What you will do >> Would you write out the entries below, every one of them, exactly?

[Chart and figure data]

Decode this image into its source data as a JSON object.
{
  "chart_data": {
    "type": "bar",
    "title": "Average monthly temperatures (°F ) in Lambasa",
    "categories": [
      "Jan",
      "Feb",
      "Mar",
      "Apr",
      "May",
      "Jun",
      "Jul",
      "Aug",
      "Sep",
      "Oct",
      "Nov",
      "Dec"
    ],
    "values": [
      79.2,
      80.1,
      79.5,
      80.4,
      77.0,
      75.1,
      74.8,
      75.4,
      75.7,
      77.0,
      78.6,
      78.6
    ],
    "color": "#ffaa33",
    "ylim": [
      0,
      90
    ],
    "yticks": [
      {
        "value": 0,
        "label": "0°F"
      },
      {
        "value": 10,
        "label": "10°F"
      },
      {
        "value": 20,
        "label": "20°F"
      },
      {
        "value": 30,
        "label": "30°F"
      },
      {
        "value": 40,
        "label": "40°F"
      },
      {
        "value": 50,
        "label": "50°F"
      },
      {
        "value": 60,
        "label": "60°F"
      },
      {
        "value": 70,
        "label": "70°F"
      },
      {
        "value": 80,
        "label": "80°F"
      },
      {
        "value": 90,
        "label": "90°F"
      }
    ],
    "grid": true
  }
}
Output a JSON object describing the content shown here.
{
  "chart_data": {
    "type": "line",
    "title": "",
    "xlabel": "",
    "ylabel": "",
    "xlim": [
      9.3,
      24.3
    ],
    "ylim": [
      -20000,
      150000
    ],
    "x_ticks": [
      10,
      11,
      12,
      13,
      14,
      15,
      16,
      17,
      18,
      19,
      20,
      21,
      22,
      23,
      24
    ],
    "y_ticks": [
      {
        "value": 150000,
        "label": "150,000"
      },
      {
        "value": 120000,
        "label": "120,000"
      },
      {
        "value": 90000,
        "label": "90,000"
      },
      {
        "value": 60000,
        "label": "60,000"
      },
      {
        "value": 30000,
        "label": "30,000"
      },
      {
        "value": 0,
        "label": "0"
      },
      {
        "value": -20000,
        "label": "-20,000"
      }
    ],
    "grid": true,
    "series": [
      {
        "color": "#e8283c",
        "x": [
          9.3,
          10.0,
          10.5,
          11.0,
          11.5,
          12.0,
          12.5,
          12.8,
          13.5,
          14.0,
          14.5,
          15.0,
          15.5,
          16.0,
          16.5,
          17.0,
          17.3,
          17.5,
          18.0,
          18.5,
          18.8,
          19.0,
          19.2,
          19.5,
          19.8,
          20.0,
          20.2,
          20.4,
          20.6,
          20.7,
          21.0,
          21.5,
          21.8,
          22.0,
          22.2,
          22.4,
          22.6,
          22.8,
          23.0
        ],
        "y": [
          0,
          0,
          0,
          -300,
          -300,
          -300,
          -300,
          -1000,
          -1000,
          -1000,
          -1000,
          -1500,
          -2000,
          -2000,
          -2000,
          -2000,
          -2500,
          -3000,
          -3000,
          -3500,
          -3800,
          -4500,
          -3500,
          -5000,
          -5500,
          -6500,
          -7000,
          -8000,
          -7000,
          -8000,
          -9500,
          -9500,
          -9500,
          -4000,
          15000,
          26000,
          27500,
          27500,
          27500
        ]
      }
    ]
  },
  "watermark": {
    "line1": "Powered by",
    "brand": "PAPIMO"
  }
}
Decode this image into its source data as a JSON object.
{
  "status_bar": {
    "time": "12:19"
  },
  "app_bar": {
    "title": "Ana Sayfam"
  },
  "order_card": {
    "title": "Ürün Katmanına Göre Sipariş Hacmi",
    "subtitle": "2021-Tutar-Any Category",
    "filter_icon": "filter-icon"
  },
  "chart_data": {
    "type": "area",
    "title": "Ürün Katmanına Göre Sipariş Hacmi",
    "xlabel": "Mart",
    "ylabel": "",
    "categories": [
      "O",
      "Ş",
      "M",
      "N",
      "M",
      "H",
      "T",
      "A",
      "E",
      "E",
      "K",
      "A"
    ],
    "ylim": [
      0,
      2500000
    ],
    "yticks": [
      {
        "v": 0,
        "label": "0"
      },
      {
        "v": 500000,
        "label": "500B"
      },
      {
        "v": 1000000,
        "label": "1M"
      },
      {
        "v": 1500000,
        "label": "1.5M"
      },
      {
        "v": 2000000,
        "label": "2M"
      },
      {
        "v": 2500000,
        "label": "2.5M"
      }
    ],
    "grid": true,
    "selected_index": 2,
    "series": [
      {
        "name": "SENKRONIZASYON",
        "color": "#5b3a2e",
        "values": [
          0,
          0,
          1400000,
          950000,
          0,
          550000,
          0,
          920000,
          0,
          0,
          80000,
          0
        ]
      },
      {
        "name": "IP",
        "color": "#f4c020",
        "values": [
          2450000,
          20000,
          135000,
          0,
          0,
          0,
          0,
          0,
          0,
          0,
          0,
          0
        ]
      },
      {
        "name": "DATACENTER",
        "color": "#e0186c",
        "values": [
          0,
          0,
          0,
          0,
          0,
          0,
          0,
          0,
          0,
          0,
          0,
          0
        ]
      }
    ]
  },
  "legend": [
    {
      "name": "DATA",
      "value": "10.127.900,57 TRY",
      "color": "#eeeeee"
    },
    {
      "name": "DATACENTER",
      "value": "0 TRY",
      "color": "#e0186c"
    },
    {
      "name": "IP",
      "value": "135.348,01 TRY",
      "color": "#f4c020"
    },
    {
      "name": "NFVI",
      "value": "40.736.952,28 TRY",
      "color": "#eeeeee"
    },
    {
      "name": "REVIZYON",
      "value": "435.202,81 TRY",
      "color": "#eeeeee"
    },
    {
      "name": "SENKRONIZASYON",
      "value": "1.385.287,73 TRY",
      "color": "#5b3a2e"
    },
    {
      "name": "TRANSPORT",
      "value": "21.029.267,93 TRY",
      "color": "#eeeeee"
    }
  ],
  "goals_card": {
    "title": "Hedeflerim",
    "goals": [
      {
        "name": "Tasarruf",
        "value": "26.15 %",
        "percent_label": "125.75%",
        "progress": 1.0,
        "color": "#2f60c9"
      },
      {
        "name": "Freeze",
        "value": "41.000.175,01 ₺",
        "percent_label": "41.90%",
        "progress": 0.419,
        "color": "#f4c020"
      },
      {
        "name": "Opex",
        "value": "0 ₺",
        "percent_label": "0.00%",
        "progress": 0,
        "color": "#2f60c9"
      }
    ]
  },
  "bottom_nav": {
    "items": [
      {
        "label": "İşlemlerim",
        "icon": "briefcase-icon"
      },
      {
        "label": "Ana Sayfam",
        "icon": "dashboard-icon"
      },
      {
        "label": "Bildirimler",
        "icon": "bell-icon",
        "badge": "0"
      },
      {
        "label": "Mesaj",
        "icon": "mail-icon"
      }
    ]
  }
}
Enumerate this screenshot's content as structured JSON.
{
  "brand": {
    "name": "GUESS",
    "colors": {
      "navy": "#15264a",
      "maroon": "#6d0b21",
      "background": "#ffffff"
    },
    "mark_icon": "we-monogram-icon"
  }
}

In response >>
Decode this image into its source data as a JSON object.
{
  "chart_data": {
    "type": "bar",
    "title": "Average monthly temperatures (°F ) in Lambasa",
    "categories": [
      "Jan",
      "Feb",
      "Mar",
      "Apr",
      "May",
      "Jun",
      "Jul",
      "Aug",
      "Sep",
      "Oct",
      "Nov",
      "Dec"
    ],
    "values": [
      79.2,
      80.1,
      79.5,
      80.4,
      77.0,
      75.1,
      74.8,
      75.4,
      75.7,
      77.0,
      78.6,
      78.6
    ],
    "color": "#ffaa33",
    "ylim": [
      0,
      90
    ],
    "yticks": [
      {
        "value": 0,
        "label": "0°F"
      },
      {
        "value": 10,
        "label": "10°F"
      },
      {
        "value": 20,
        "label": "20°F"
      },
      {
        "value": 30,
        "label": "30°F"
      },
      {
        "value": 40,
        "label": "40°F"
      },
      {
        "value": 50,
        "label": "50°F"
      },
      {
        "value": 60,
        "label": "60°F"
      },
      {
        "value": 70,
        "label": "70°F"
      },
      {
        "value": 80,
        "label": "80°F"
      },
      {
        "value": 90,
        "label": "90°F"
      }
    ],
    "grid": true
  }
}
Output a JSON object describing the content shown here.
{
  "chart_data": {
    "type": "line",
    "title": "",
    "xlabel": "",
    "ylabel": "",
    "xlim": [
      9.3,
      24.3
    ],
    "ylim": [
      -20000,
      150000
    ],
    "x_ticks": [
      10,
      11,
      12,
      13,
      14,
      15,
      16,
      17,
      18,
      19,
      20,
      21,
      22,
      23,
      24
    ],
    "y_ticks": [
      {
        "value": 150000,
        "label": "150,000"
      },
      {
        "value": 120000,
        "label": "120,000"
      },
      {
        "value": 90000,
        "label": "90,000"
      },
      {
        "value": 60000,
        "label": "60,000"
      },
      {
        "value": 30000,
        "label": "30,000"
      },
      {
        "value": 0,
        "label": "0"
      },
      {
        "value": -20000,
        "label": "-20,000"
      }
    ],
    "grid": true,
    "series": [
      {
        "color": "#e8283c",
        "x": [
          9.3,
          10.0,
          10.5,
          11.0,
          11.5,
          12.0,
          12.5,
          12.8,
          13.5,
          14.0,
          14.5,
          15.0,
          15.5,
          16.0,
          16.5,
          17.0,
          17.3,
          17.5,
          18.0,
          18.5,
          18.8,
          19.0,
          19.2,
          19.5,
          19.8,
          20.0,
          20.2,
          20.4,
          20.6,
          20.7,
          21.0,
          21.5,
          21.8,
          22.0,
          22.2,
          22.4,
          22.6,
          22.8,
          23.0
        ],
        "y": [
          0,
          0,
          0,
          -300,
          -300,
          -300,
          -300,
          -1000,
          -1000,
          -1000,
          -1000,
          -1500,
          -2000,
          -2000,
          -2000,
          -2000,
          -2500,
          -3000,
          -3000,
          -3500,
          -3800,
          -4500,
          -3500,
          -5000,
          -5500,
          -6500,
          -7000,
          -8000,
          -7000,
          -8000,
          -9500,
          -9500,
          -9500,
          -4000,
          15000,
          26000,
          27500,
          27500,
          27500
        ]
      }
    ]
  },
  "watermark": {
    "line1": "Powered by",
    "brand": "PAPIMO"
  }
}
Decode this image into its source data as a JSON object.
{
  "status_bar": {
    "time": "12:19"
  },
  "app_bar": {
    "title": "Ana Sayfam"
  },
  "order_card": {
    "title": "Ürün Katmanına Göre Sipariş Hacmi",
    "subtitle": "2021-Tutar-Any Category",
    "filter_icon": "filter-icon"
  },
  "chart_data": {
    "type": "area",
    "title": "Ürün Katmanına Göre Sipariş Hacmi",
    "xlabel": "Mart",
    "ylabel": "",
    "categories": [
      "O",
      "Ş",
      "M",
      "N",
      "M",
      "H",
      "T",
      "A",
      "E",
      "E",
      "K",
      "A"
    ],
    "ylim": [
      0,
      2500000
    ],
    "yticks": [
      {
        "v": 0,
        "label": "0"
      },
      {
        "v": 500000,
        "label": "500B"
      },
      {
        "v": 1000000,
        "label": "1M"
      },
      {
        "v": 1500000,
        "label": "1.5M"
      },
      {
        "v": 2000000,
        "label": "2M"
      },
      {
        "v": 2500000,
        "label": "2.5M"
      }
    ],
    "grid": true,
    "selected_index": 2,
    "series": [
      {
        "name": "SENKRONIZASYON",
        "color": "#5b3a2e",
        "values": [
          0,
          0,
          1400000,
          950000,
          0,
          550000,
          0,
          920000,
          0,
          0,
          80000,
          0
        ]
      },
      {
        "name": "IP",
        "color": "#f4c020",
        "values": [
          2450000,
          20000,
          135000,
          0,
          0,
          0,
          0,
          0,
          0,
          0,
          0,
          0
        ]
      },
      {
        "name": "DATACENTER",
        "color": "#e0186c",
        "values": [
          0,
          0,
          0,
          0,
          0,
          0,
          0,
          0,
          0,
          0,
          0,
          0
        ]
      }
    ]
  },
  "legend": [
    {
      "name": "DATA",
      "value": "10.127.900,57 TRY",
      "color": "#eeeeee"
    },
    {
      "name": "DATACENTER",
      "value": "0 TRY",
      "color": "#e0186c"
    },
    {
      "name": "IP",
      "value": "135.348,01 TRY",
      "color": "#f4c020"
    },
    {
      "name": "NFVI",
      "value": "40.736.952,28 TRY",
      "color": "#eeeeee"
    },
    {
      "name": "REVIZYON",
      "value": "435.202,81 TRY",
      "color": "#eeeeee"
    },
    {
      "name": "SENKRONIZASYON",
      "value": "1.385.287,73 TRY",
      "color": "#5b3a2e"
    },
    {
      "name": "TRANSPORT",
      "value": "21.029.267,93 TRY",
      "color": "#eeeeee"
    }
  ],
  "goals_card": {
    "title": "Hedeflerim",
    "goals": [
      {
        "name": "Tasarruf",
        "value": "26.15 %",
        "percent_label": "125.75%",
        "progress": 1.0,
        "color": "#2f60c9"
      },
      {
        "name": "Freeze",
        "value": "41.000.175,01 ₺",
        "percent_label": "41.90%",
        "progress": 0.419,
        "color": "#f4c020"
      },
      {
        "name": "Opex",
        "value": "0 ₺",
        "percent_label": "0.00%",
        "progress": 0,
        "color": "#2f60c9"
      }
    ]
  },
  "bottom_nav": {
    "items": [
      {
        "label": "İşlemlerim",
        "icon": "briefcase-icon"
      },
      {
        "label": "Ana Sayfam",
        "icon": "dashboard-icon"
      },
      {
        "label": "Bildirimler",
        "icon": "bell-icon",
        "badge": "0"
      },
      {
        "label": "Mesaj",
        "icon": "mail-icon"
      }
    ]
  }
}
Enumerate this screenshot's content as structured JSON.
{
  "brand": {
    "name": "GUESS",
    "colors": {
      "navy": "#15264a",
      "maroon": "#6d0b21",
      "background": "#ffffff"
    },
    "mark_icon": "we-monogram-icon"
  }
}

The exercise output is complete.